▶ [Exercise brief]: Within the records below, find each line that holds the string "this", then copy it.

(Lines of data)

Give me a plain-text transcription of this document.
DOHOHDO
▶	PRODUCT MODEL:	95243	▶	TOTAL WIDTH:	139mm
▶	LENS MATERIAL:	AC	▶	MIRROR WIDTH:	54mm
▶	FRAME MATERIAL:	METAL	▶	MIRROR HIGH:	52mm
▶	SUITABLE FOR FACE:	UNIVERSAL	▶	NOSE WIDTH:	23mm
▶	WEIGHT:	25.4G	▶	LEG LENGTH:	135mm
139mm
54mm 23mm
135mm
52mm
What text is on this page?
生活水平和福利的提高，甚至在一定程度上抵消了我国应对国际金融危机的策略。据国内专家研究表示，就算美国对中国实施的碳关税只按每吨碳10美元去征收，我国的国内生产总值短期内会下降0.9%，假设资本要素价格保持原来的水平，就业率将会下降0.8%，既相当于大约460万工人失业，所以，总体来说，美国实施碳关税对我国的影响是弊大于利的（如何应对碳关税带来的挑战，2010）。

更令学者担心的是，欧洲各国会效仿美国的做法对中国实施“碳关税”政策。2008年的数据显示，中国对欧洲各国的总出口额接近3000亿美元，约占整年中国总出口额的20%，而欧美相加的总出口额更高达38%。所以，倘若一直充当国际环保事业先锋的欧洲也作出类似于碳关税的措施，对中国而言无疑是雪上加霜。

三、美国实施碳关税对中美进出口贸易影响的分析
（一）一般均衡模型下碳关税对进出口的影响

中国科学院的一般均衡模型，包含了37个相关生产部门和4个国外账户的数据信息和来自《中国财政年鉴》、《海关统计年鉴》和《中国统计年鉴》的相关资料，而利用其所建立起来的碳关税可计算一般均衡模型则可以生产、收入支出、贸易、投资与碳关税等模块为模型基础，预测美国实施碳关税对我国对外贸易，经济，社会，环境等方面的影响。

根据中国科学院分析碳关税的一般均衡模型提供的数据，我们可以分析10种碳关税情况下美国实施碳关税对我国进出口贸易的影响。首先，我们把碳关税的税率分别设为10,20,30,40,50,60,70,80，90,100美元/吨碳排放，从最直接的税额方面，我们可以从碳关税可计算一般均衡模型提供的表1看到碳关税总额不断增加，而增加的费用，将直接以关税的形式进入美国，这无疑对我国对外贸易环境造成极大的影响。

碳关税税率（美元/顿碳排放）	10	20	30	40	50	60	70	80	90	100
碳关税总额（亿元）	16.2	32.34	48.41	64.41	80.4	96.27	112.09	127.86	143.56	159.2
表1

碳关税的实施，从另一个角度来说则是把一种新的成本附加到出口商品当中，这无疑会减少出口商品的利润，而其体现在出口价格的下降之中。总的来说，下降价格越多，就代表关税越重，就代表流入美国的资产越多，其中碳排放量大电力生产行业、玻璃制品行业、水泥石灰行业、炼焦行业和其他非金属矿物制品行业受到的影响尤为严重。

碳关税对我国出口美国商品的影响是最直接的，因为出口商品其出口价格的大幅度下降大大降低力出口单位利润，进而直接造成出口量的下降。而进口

▶ [Output of the task]:
Give me a plain-text transcription of this document.
What text is on this page?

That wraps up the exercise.